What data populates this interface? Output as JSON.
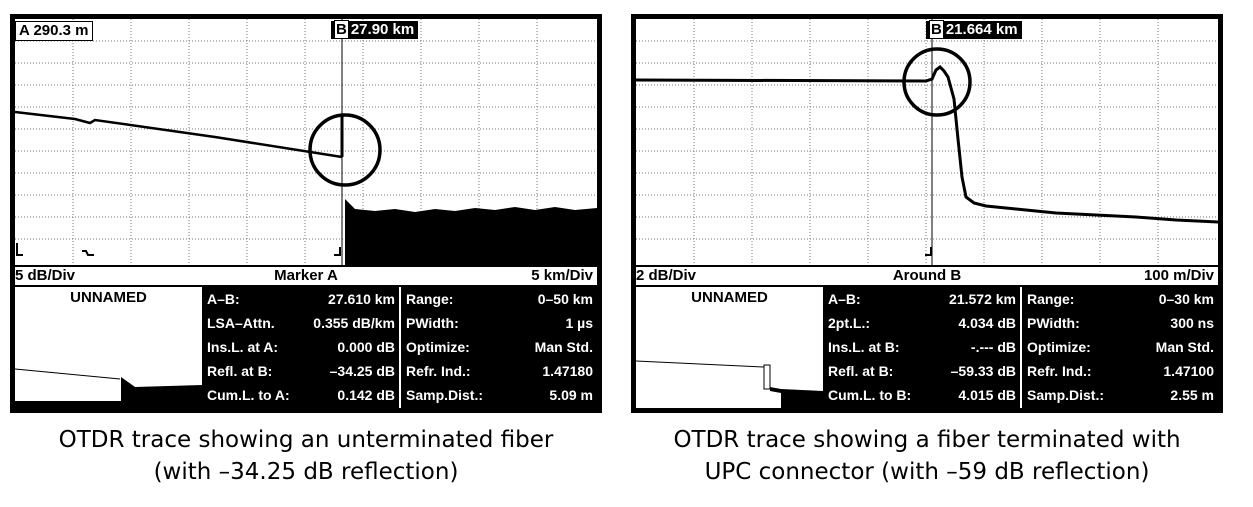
{
  "left": {
    "marker_a": "A 290.3 m",
    "marker_b_tag": "B",
    "marker_b_value": "27.90 km",
    "status": {
      "vertical": "5 dB/Div",
      "mode": "Marker A",
      "horizontal": "5 km/Div"
    },
    "name": "UNNAMED",
    "params_left": [
      {
        "label": "A–B:",
        "value": "27.610 km"
      },
      {
        "label": "LSA–Attn.",
        "value": "0.355 dB/km"
      },
      {
        "label": "Ins.L. at A:",
        "value": "0.000 dB"
      },
      {
        "label": "Refl. at B:",
        "value": "–34.25 dB"
      },
      {
        "label": "Cum.L. to A:",
        "value": "0.142 dB"
      }
    ],
    "params_right": [
      {
        "label": "Range:",
        "value": "0–50 km"
      },
      {
        "label": "PWidth:",
        "value": "1 µs"
      },
      {
        "label": "Optimize:",
        "value": "Man Std."
      },
      {
        "label": "Refr. Ind.:",
        "value": "1.47180"
      },
      {
        "label": "Samp.Dist.:",
        "value": "5.09 m"
      }
    ],
    "caption_line1": "OTDR trace showing an unterminated fiber",
    "caption_line2": "(with –34.25 dB reflection)"
  },
  "right": {
    "marker_b_tag": "B",
    "marker_b_value": "21.664 km",
    "status": {
      "vertical": "2 dB/Div",
      "mode": "Around B",
      "horizontal": "100 m/Div"
    },
    "name": "UNNAMED",
    "params_left": [
      {
        "label": "A–B:",
        "value": "21.572 km"
      },
      {
        "label": "2pt.L.:",
        "value": "4.034 dB"
      },
      {
        "label": "Ins.L. at B:",
        "value": "-.--- dB"
      },
      {
        "label": "Refl. at B:",
        "value": "–59.33 dB"
      },
      {
        "label": "Cum.L. to B:",
        "value": "4.015 dB"
      }
    ],
    "params_right": [
      {
        "label": "Range:",
        "value": "0–30 km"
      },
      {
        "label": "PWidth:",
        "value": "300 ns"
      },
      {
        "label": "Optimize:",
        "value": "Man Std."
      },
      {
        "label": "Refr. Ind.:",
        "value": "1.47100"
      },
      {
        "label": "Samp.Dist.:",
        "value": "2.55 m"
      }
    ],
    "caption_line1": "OTDR trace showing a fiber terminated with",
    "caption_line2": "UPC connector (with –59 dB reflection)"
  }
}
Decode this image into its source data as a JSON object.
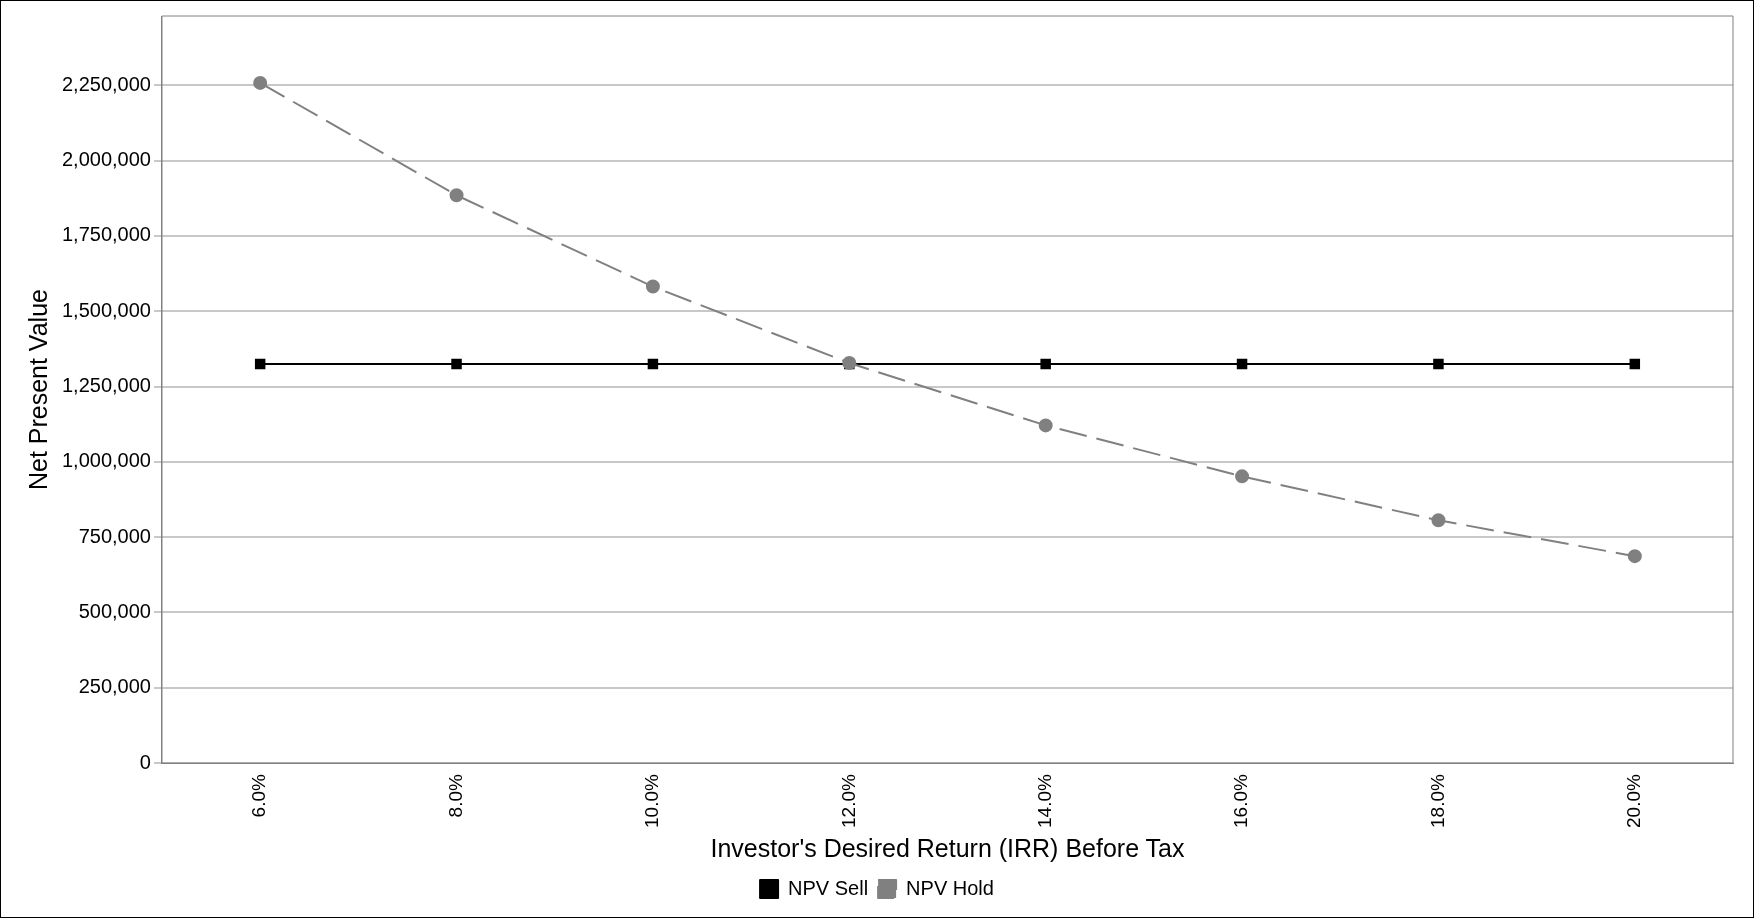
{
  "chart_data": {
    "type": "line",
    "xlabel": "Investor's Desired Return (IRR) Before Tax",
    "ylabel": "Net Present Value",
    "categories": [
      "6.0%",
      "8.0%",
      "10.0%",
      "12.0%",
      "14.0%",
      "16.0%",
      "18.0%",
      "20.0%"
    ],
    "series": [
      {
        "name": "NPV Sell",
        "color": "#000000",
        "marker": "square",
        "line_style": "solid",
        "values": [
          1325000,
          1325000,
          1325000,
          1325000,
          1325000,
          1325000,
          1325000,
          1325000
        ]
      },
      {
        "name": "NPV Hold",
        "color": "#808080",
        "marker": "circle",
        "line_style": "dashed",
        "values": [
          2258000,
          1885000,
          1582000,
          1328000,
          1121000,
          952000,
          806000,
          687000
        ]
      }
    ],
    "ylim": [
      0,
      2480000
    ],
    "yticks": [
      0,
      {
        "value": 250000,
        "label": "250,000"
      },
      {
        "value": 500000,
        "label": "500,000"
      },
      {
        "value": 750000,
        "label": "750,000"
      },
      {
        "value": 1000000,
        "label": "1,000,000"
      },
      {
        "value": 1250000,
        "label": "1,250,000"
      },
      {
        "value": 1500000,
        "label": "1,500,000"
      },
      {
        "value": 1750000,
        "label": "1,750,000"
      },
      {
        "value": 2000000,
        "label": "2,000,000"
      },
      {
        "value": 2250000,
        "label": "2,250,000"
      }
    ],
    "grid": "y",
    "legend": "bottom"
  }
}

• • • • •

• YOUR INSTRUCTIONS: Except for the pictures, copy every line of the records above exactly.

• SOLUTION FOR THIS PROBLEM:
What data populates this interface? Output as JSON.
{
  "left": {
    "marker_a": "A 290.3 m",
    "marker_b_tag": "B",
    "marker_b_value": "27.90 km",
    "status": {
      "vertical": "5 dB/Div",
      "mode": "Marker A",
      "horizontal": "5 km/Div"
    },
    "name": "UNNAMED",
    "params_left": [
      {
        "label": "A–B:",
        "value": "27.610 km"
      },
      {
        "label": "LSA–Attn.",
        "value": "0.355 dB/km"
      },
      {
        "label": "Ins.L. at A:",
        "value": "0.000 dB"
      },
      {
        "label": "Refl. at B:",
        "value": "–34.25 dB"
      },
      {
        "label": "Cum.L. to A:",
        "value": "0.142 dB"
      }
    ],
    "params_right": [
      {
        "label": "Range:",
        "value": "0–50 km"
      },
      {
        "label": "PWidth:",
        "value": "1 µs"
      },
      {
        "label": "Optimize:",
        "value": "Man Std."
      },
      {
        "label": "Refr. Ind.:",
        "value": "1.47180"
      },
      {
        "label": "Samp.Dist.:",
        "value": "5.09 m"
      }
    ],
    "caption_line1": "OTDR trace showing an unterminated fiber",
    "caption_line2": "(with –34.25 dB reflection)"
  },
  "right": {
    "marker_b_tag": "B",
    "marker_b_value": "21.664 km",
    "status": {
      "vertical": "2 dB/Div",
      "mode": "Around B",
      "horizontal": "100 m/Div"
    },
    "name": "UNNAMED",
    "params_left": [
      {
        "label": "A–B:",
        "value": "21.572 km"
      },
      {
        "label": "2pt.L.:",
        "value": "4.034 dB"
      },
      {
        "label": "Ins.L. at B:",
        "value": "-.--- dB"
      },
      {
        "label": "Refl. at B:",
        "value": "–59.33 dB"
      },
      {
        "label": "Cum.L. to B:",
        "value": "4.015 dB"
      }
    ],
    "params_right": [
      {
        "label": "Range:",
        "value": "0–30 km"
      },
      {
        "label": "PWidth:",
        "value": "300 ns"
      },
      {
        "label": "Optimize:",
        "value": "Man Std."
      },
      {
        "label": "Refr. Ind.:",
        "value": "1.47100"
      },
      {
        "label": "Samp.Dist.:",
        "value": "2.55 m"
      }
    ],
    "caption_line1": "OTDR trace showing a fiber terminated with",
    "caption_line2": "UPC connector (with –59 dB reflection)"
  }
}
Decode this image into its source data as a JSON object.
{
  "chart_data": {
    "type": "line",
    "xlabel": "Investor's Desired Return (IRR) Before Tax",
    "ylabel": "Net Present Value",
    "categories": [
      "6.0%",
      "8.0%",
      "10.0%",
      "12.0%",
      "14.0%",
      "16.0%",
      "18.0%",
      "20.0%"
    ],
    "series": [
      {
        "name": "NPV Sell",
        "color": "#000000",
        "marker": "square",
        "line_style": "solid",
        "values": [
          1325000,
          1325000,
          1325000,
          1325000,
          1325000,
          1325000,
          1325000,
          1325000
        ]
      },
      {
        "name": "NPV Hold",
        "color": "#808080",
        "marker": "circle",
        "line_style": "dashed",
        "values": [
          2258000,
          1885000,
          1582000,
          1328000,
          1121000,
          952000,
          806000,
          687000
        ]
      }
    ],
    "ylim": [
      0,
      2480000
    ],
    "yticks": [
      0,
      {
        "value": 250000,
        "label": "250,000"
      },
      {
        "value": 500000,
        "label": "500,000"
      },
      {
        "value": 750000,
        "label": "750,000"
      },
      {
        "value": 1000000,
        "label": "1,000,000"
      },
      {
        "value": 1250000,
        "label": "1,250,000"
      },
      {
        "value": 1500000,
        "label": "1,500,000"
      },
      {
        "value": 1750000,
        "label": "1,750,000"
      },
      {
        "value": 2000000,
        "label": "2,000,000"
      },
      {
        "value": 2250000,
        "label": "2,250,000"
      }
    ],
    "grid": "y",
    "legend": "bottom"
  }
}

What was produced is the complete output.